**TASK PROMPT**
Extract each line bearing the word "equation".

(Dataset entries on figures)

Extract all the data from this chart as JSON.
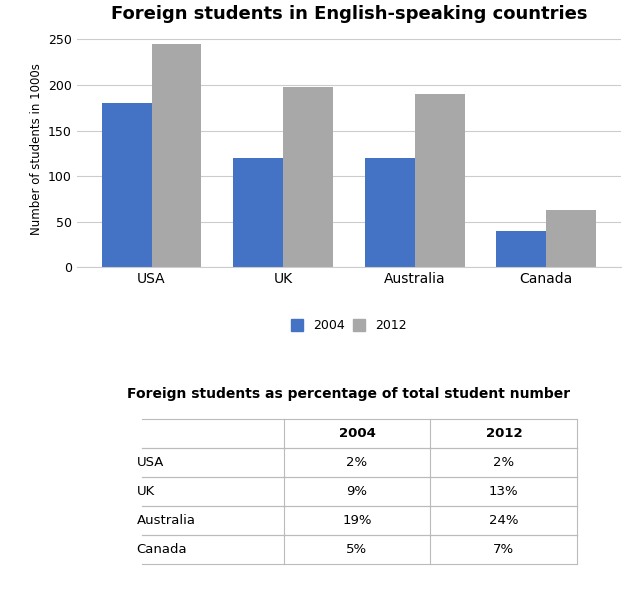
{
  "title": "Foreign students in English-speaking countries",
  "categories": [
    "USA",
    "UK",
    "Australia",
    "Canada"
  ],
  "values_2004": [
    180,
    120,
    120,
    40
  ],
  "values_2012": [
    245,
    198,
    190,
    63
  ],
  "bar_color_2004": "#4472C4",
  "bar_color_2012": "#A8A8A8",
  "ylabel": "Number of students in 1000s",
  "ylim": [
    0,
    260
  ],
  "yticks": [
    0,
    50,
    100,
    150,
    200,
    250
  ],
  "legend_labels": [
    "2004",
    "2012"
  ],
  "table_title": "Foreign students as percentage of total student number",
  "table_rows": [
    [
      "USA",
      "2%",
      "2%"
    ],
    [
      "UK",
      "9%",
      "13%"
    ],
    [
      "Australia",
      "19%",
      "24%"
    ],
    [
      "Canada",
      "5%",
      "7%"
    ]
  ],
  "bg_color": "#FFFFFF",
  "grid_color": "#CCCCCC"
}
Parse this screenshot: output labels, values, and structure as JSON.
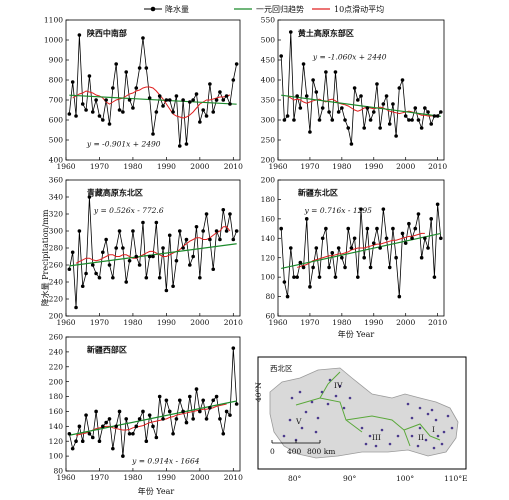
{
  "legend": {
    "precip": "降水量",
    "trend": "一元回归趋势",
    "moving": "10点滑动平均"
  },
  "colors": {
    "precip": "#000000",
    "trend": "#1b8a2b",
    "moving": "#e02020",
    "map_border": "#5aa83a",
    "map_land": "#d9d9d9",
    "map_station": "#4b3a8c"
  },
  "axis_labels": {
    "y_shared": "降水量 Precipitation/mm",
    "x": "年份 Year"
  },
  "chart_data": [
    {
      "type": "line",
      "title": "陕西中南部",
      "equation": "y = -0.901x + 2490",
      "x_ticks": [
        1960,
        1970,
        1980,
        1990,
        2000,
        2010
      ],
      "y_ticks": [
        400,
        500,
        600,
        700,
        800,
        900,
        1000,
        1100
      ],
      "xlim": [
        1960,
        2012
      ],
      "ylim": [
        400,
        1100
      ],
      "years_start": 1961,
      "series": [
        {
          "values": [
            630,
            790,
            620,
            1025,
            680,
            650,
            820,
            640,
            700,
            620,
            600,
            700,
            580,
            760,
            880,
            650,
            640,
            840,
            700,
            660,
            760,
            860,
            1010,
            860,
            710,
            530,
            640,
            720,
            670,
            700,
            700,
            640,
            720,
            470,
            700,
            480,
            690,
            700,
            730,
            590,
            650,
            620,
            780,
            640,
            700,
            740,
            700,
            720,
            680,
            800,
            880
          ]
        },
        {
          "values": [
            710,
            720,
            730,
            735,
            745,
            740,
            735,
            725,
            720,
            710,
            690,
            680,
            690,
            700,
            705,
            710,
            720,
            730,
            735,
            745,
            750,
            760,
            765,
            765,
            760,
            745,
            725,
            705,
            680,
            655,
            630,
            620,
            615,
            610,
            615,
            625,
            640,
            660,
            680,
            690,
            700,
            700,
            705,
            710,
            715,
            715,
            720,
            725
          ]
        }
      ],
      "trend": [
        [
          1961,
          724
        ],
        [
          2011,
          679
        ]
      ]
    },
    {
      "type": "line",
      "title": "黄土高原东部区",
      "equation": "y = -1.060x + 2440",
      "x_ticks": [
        1960,
        1970,
        1980,
        1990,
        2000,
        2010
      ],
      "y_ticks": [
        200,
        250,
        300,
        350,
        400,
        450,
        500,
        550
      ],
      "xlim": [
        1960,
        2012
      ],
      "ylim": [
        200,
        550
      ],
      "years_start": 1961,
      "series": [
        {
          "values": [
            460,
            300,
            310,
            520,
            300,
            360,
            330,
            440,
            360,
            270,
            400,
            370,
            300,
            330,
            420,
            320,
            300,
            420,
            320,
            330,
            300,
            280,
            240,
            380,
            350,
            360,
            280,
            330,
            300,
            320,
            390,
            280,
            340,
            360,
            290,
            340,
            260,
            380,
            400,
            310,
            300,
            300,
            330,
            300,
            280,
            330,
            320,
            290,
            310,
            310,
            320
          ]
        },
        {
          "values": [
            360,
            355,
            350,
            352,
            350,
            345,
            342,
            345,
            348,
            350,
            352,
            348,
            345,
            350,
            352,
            348,
            342,
            340,
            338,
            335,
            330,
            325,
            322,
            325,
            330,
            332,
            330,
            328,
            330,
            332,
            330,
            326,
            322,
            320,
            318,
            316,
            318,
            320,
            322,
            320,
            318,
            315,
            312,
            312,
            310,
            310,
            312
          ]
        }
      ],
      "trend": [
        [
          1961,
          362
        ],
        [
          2011,
          309
        ]
      ]
    },
    {
      "type": "line",
      "title": "青藏高原东北区",
      "equation": "y = 0.526x - 772.6",
      "x_ticks": [
        1960,
        1970,
        1980,
        1990,
        2000,
        2010
      ],
      "y_ticks": [
        200,
        220,
        240,
        260,
        280,
        300,
        320,
        340,
        360
      ],
      "xlim": [
        1960,
        2012
      ],
      "ylim": [
        200,
        360
      ],
      "years_start": 1961,
      "series": [
        {
          "values": [
            255,
            275,
            210,
            300,
            235,
            250,
            340,
            260,
            250,
            245,
            275,
            290,
            260,
            245,
            280,
            300,
            280,
            240,
            265,
            300,
            270,
            260,
            310,
            245,
            270,
            270,
            310,
            245,
            280,
            230,
            295,
            235,
            265,
            300,
            280,
            290,
            260,
            270,
            305,
            245,
            300,
            320,
            290,
            255,
            300,
            290,
            325,
            300,
            320,
            290,
            300
          ]
        },
        {
          "values": [
            262,
            264,
            266,
            268,
            268,
            266,
            265,
            266,
            268,
            270,
            272,
            272,
            270,
            270,
            272,
            272,
            270,
            268,
            268,
            270,
            272,
            274,
            276,
            276,
            274,
            272,
            270,
            270,
            272,
            274,
            276,
            278,
            282,
            285,
            288,
            290,
            292,
            292,
            290,
            290,
            292,
            295,
            298,
            300,
            305,
            305,
            300
          ]
        }
      ],
      "trend": [
        [
          1961,
          259
        ],
        [
          2011,
          285
        ]
      ]
    },
    {
      "type": "line",
      "title": "新疆东北区",
      "equation": "y = 0.716x - 1295",
      "x_ticks": [
        1960,
        1970,
        1980,
        1990,
        2000,
        2010
      ],
      "y_ticks": [
        60,
        80,
        100,
        120,
        140,
        160,
        180,
        200
      ],
      "xlim": [
        1960,
        2012
      ],
      "ylim": [
        60,
        200
      ],
      "years_start": 1961,
      "series": [
        {
          "values": [
            150,
            95,
            80,
            130,
            100,
            100,
            115,
            110,
            160,
            90,
            110,
            130,
            100,
            140,
            150,
            110,
            125,
            100,
            130,
            120,
            110,
            150,
            130,
            140,
            100,
            170,
            120,
            150,
            110,
            135,
            150,
            130,
            170,
            140,
            110,
            150,
            120,
            80,
            145,
            135,
            155,
            140,
            150,
            165,
            120,
            140,
            130,
            160,
            100,
            175,
            140
          ]
        },
        {
          "values": [
            110,
            111,
            112,
            113,
            115,
            117,
            118,
            119,
            120,
            121,
            122,
            122,
            123,
            124,
            124,
            125,
            126,
            128,
            129,
            130,
            130,
            130,
            131,
            132,
            133,
            134,
            134,
            135,
            136,
            137,
            138,
            138,
            139,
            140,
            141,
            142,
            142,
            143,
            144,
            145,
            145
          ]
        }
      ],
      "trend": [
        [
          1961,
          109
        ],
        [
          2011,
          145
        ]
      ]
    },
    {
      "type": "line",
      "title": "新疆西部区",
      "equation": "y = 0.914x - 1664",
      "x_ticks": [
        1960,
        1970,
        1980,
        1990,
        2000,
        2010
      ],
      "y_ticks": [
        80,
        100,
        120,
        140,
        160,
        180,
        200,
        220,
        240,
        260
      ],
      "xlim": [
        1960,
        2012
      ],
      "ylim": [
        80,
        260
      ],
      "years_start": 1961,
      "series": [
        {
          "values": [
            130,
            110,
            120,
            140,
            120,
            155,
            130,
            125,
            160,
            120,
            140,
            145,
            150,
            110,
            140,
            160,
            100,
            150,
            130,
            130,
            140,
            150,
            160,
            120,
            155,
            140,
            125,
            180,
            150,
            175,
            160,
            130,
            150,
            175,
            160,
            145,
            180,
            150,
            190,
            160,
            175,
            150,
            165,
            175,
            180,
            150,
            130,
            160,
            155,
            245,
            170
          ]
        },
        {
          "values": [
            128,
            129,
            130,
            131,
            133,
            135,
            137,
            138,
            139,
            140,
            140,
            138,
            137,
            136,
            135,
            135,
            136,
            138,
            139,
            140,
            141,
            143,
            145,
            146,
            147,
            148,
            149,
            150,
            152,
            153,
            155,
            156,
            157,
            158,
            159,
            160,
            161,
            162,
            163,
            163,
            164,
            165,
            167,
            168,
            169,
            170
          ]
        }
      ],
      "trend": [
        [
          1961,
          128
        ],
        [
          2011,
          174
        ]
      ]
    }
  ],
  "map": {
    "title": "西北区",
    "regions": [
      "I",
      "II",
      "III",
      "IV",
      "V"
    ],
    "lat_label": "40°N",
    "lon_labels": [
      "80°",
      "90°",
      "100°",
      "110°E"
    ],
    "scale_labels": [
      "0",
      "400",
      "800 km"
    ]
  }
}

**EXPECTED ANSWER**
      "equation": "y = -0.901x + 2490",
      "equation": "y = -1.060x + 2440",
      "equation": "y = 0.526x - 772.6",
      "equation": "y = 0.716x - 1295",
      "equation": "y = 0.914x - 1664",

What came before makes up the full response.